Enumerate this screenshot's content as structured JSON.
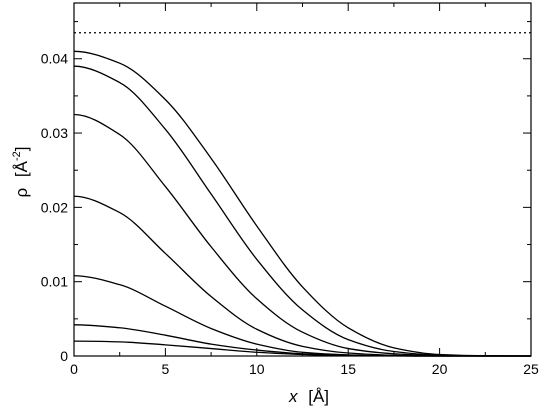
{
  "chart_data": {
    "type": "line",
    "xlabel": "x",
    "ylabel": "ρ",
    "xunit": "Å",
    "yunit": "Å",
    "yunit_exponent": "-2",
    "xlim": [
      0,
      25
    ],
    "ylim": [
      0,
      0.0475
    ],
    "x_ticks": [
      "0",
      "5",
      "10",
      "15",
      "20",
      "25"
    ],
    "y_ticks": [
      "0",
      "0.01",
      "0.02",
      "0.03",
      "0.04"
    ],
    "grid": false,
    "reference_line": {
      "y": 0.0435,
      "style": "dotted"
    },
    "series": [
      {
        "x": [
          0,
          2.5,
          5,
          7.5,
          10,
          12.5,
          15,
          17.5,
          20,
          22.5,
          25
        ],
        "y": [
          0.041,
          0.0394,
          0.0345,
          0.0266,
          0.0175,
          0.0093,
          0.0038,
          0.0011,
          0.0002,
          3e-05,
          0
        ]
      },
      {
        "x": [
          0,
          2.5,
          5,
          7.5,
          10,
          12.5,
          15,
          17.5,
          20,
          22.5,
          25
        ],
        "y": [
          0.039,
          0.0368,
          0.0305,
          0.0218,
          0.013,
          0.0062,
          0.0022,
          0.0006,
          0.0001,
          1e-05,
          0
        ]
      },
      {
        "x": [
          0,
          2.5,
          5,
          7.5,
          10,
          12.5,
          15,
          17.5,
          20,
          22.5,
          25
        ],
        "y": [
          0.0325,
          0.0298,
          0.0228,
          0.0147,
          0.0077,
          0.0032,
          0.001,
          0.0003,
          5e-05,
          0,
          0
        ]
      },
      {
        "x": [
          0,
          2.5,
          5,
          7.5,
          10,
          12.5,
          15,
          17.5,
          20,
          22.5,
          25
        ],
        "y": [
          0.0215,
          0.0193,
          0.0138,
          0.008,
          0.0036,
          0.0013,
          0.0004,
          0.0001,
          1e-05,
          0,
          0
        ]
      },
      {
        "x": [
          0,
          2.5,
          5,
          7.5,
          10,
          12.5,
          15,
          17.5,
          20,
          22.5,
          25
        ],
        "y": [
          0.0108,
          0.0096,
          0.0067,
          0.0037,
          0.0016,
          0.0005,
          0.00015,
          3e-05,
          0,
          0,
          0
        ]
      },
      {
        "x": [
          0,
          2.5,
          5,
          7.5,
          10,
          12.5,
          15,
          17.5,
          20,
          22.5,
          25
        ],
        "y": [
          0.0042,
          0.0038,
          0.0028,
          0.0016,
          0.0008,
          0.0003,
          0.0001,
          2e-05,
          0,
          0,
          0
        ]
      },
      {
        "x": [
          0,
          2.5,
          5,
          7.5,
          10,
          12.5,
          15,
          17.5,
          20,
          22.5,
          25
        ],
        "y": [
          0.002,
          0.0019,
          0.0015,
          0.001,
          0.0005,
          0.0002,
          7e-05,
          2e-05,
          0,
          0,
          0
        ]
      }
    ]
  }
}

◆ ◆ ◆

The records above are to be restated exactly, without their pictures.

Enumerate this screenshot's content as structured JSON.
{
  "chart_data": {
    "type": "line",
    "xlabel": "x",
    "ylabel": "ρ",
    "xunit": "Å",
    "yunit": "Å",
    "yunit_exponent": "-2",
    "xlim": [
      0,
      25
    ],
    "ylim": [
      0,
      0.0475
    ],
    "x_ticks": [
      "0",
      "5",
      "10",
      "15",
      "20",
      "25"
    ],
    "y_ticks": [
      "0",
      "0.01",
      "0.02",
      "0.03",
      "0.04"
    ],
    "grid": false,
    "reference_line": {
      "y": 0.0435,
      "style": "dotted"
    },
    "series": [
      {
        "x": [
          0,
          2.5,
          5,
          7.5,
          10,
          12.5,
          15,
          17.5,
          20,
          22.5,
          25
        ],
        "y": [
          0.041,
          0.0394,
          0.0345,
          0.0266,
          0.0175,
          0.0093,
          0.0038,
          0.0011,
          0.0002,
          3e-05,
          0
        ]
      },
      {
        "x": [
          0,
          2.5,
          5,
          7.5,
          10,
          12.5,
          15,
          17.5,
          20,
          22.5,
          25
        ],
        "y": [
          0.039,
          0.0368,
          0.0305,
          0.0218,
          0.013,
          0.0062,
          0.0022,
          0.0006,
          0.0001,
          1e-05,
          0
        ]
      },
      {
        "x": [
          0,
          2.5,
          5,
          7.5,
          10,
          12.5,
          15,
          17.5,
          20,
          22.5,
          25
        ],
        "y": [
          0.0325,
          0.0298,
          0.0228,
          0.0147,
          0.0077,
          0.0032,
          0.001,
          0.0003,
          5e-05,
          0,
          0
        ]
      },
      {
        "x": [
          0,
          2.5,
          5,
          7.5,
          10,
          12.5,
          15,
          17.5,
          20,
          22.5,
          25
        ],
        "y": [
          0.0215,
          0.0193,
          0.0138,
          0.008,
          0.0036,
          0.0013,
          0.0004,
          0.0001,
          1e-05,
          0,
          0
        ]
      },
      {
        "x": [
          0,
          2.5,
          5,
          7.5,
          10,
          12.5,
          15,
          17.5,
          20,
          22.5,
          25
        ],
        "y": [
          0.0108,
          0.0096,
          0.0067,
          0.0037,
          0.0016,
          0.0005,
          0.00015,
          3e-05,
          0,
          0,
          0
        ]
      },
      {
        "x": [
          0,
          2.5,
          5,
          7.5,
          10,
          12.5,
          15,
          17.5,
          20,
          22.5,
          25
        ],
        "y": [
          0.0042,
          0.0038,
          0.0028,
          0.0016,
          0.0008,
          0.0003,
          0.0001,
          2e-05,
          0,
          0,
          0
        ]
      },
      {
        "x": [
          0,
          2.5,
          5,
          7.5,
          10,
          12.5,
          15,
          17.5,
          20,
          22.5,
          25
        ],
        "y": [
          0.002,
          0.0019,
          0.0015,
          0.001,
          0.0005,
          0.0002,
          7e-05,
          2e-05,
          0,
          0,
          0
        ]
      }
    ]
  }
}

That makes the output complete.